# start of GIVEN INFORMATION
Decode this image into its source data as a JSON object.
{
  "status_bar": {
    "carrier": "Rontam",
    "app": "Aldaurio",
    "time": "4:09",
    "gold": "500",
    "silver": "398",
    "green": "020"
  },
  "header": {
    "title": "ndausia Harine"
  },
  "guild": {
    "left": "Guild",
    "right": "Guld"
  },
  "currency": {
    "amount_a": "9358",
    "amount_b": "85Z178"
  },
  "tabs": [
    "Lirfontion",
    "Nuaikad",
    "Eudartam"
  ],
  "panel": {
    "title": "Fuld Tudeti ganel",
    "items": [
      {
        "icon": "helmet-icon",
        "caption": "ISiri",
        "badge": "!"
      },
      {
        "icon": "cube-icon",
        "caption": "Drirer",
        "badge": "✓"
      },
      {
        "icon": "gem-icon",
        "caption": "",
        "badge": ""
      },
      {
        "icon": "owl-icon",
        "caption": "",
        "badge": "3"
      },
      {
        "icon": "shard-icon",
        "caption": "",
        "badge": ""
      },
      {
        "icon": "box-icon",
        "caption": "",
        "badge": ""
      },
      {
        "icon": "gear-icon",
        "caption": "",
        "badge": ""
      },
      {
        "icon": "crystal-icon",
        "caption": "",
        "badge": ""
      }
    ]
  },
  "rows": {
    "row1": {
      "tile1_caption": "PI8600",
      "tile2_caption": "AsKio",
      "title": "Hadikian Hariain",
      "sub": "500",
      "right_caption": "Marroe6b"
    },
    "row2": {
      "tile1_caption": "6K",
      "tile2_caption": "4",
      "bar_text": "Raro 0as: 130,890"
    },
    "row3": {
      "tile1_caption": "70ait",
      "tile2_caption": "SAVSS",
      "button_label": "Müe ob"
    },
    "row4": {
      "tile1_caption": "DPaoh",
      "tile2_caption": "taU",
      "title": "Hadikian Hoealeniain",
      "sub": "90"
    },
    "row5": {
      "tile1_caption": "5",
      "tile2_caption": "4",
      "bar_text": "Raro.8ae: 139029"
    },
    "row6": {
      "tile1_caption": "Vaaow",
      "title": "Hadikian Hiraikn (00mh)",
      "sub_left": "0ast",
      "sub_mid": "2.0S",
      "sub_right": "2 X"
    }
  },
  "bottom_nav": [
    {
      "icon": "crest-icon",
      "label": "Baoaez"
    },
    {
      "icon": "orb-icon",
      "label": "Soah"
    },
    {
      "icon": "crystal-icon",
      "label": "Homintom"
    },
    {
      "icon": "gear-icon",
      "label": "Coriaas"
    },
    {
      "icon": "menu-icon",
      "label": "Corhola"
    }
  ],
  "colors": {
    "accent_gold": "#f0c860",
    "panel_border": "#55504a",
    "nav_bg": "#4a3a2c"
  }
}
# end of GIVEN INFORMATION
Isolate the lines above that contain the word "Raro" and copy them.

      "bar_text": "Raro 0as: 130,890"
      "bar_text": "Raro.8ae: 139029"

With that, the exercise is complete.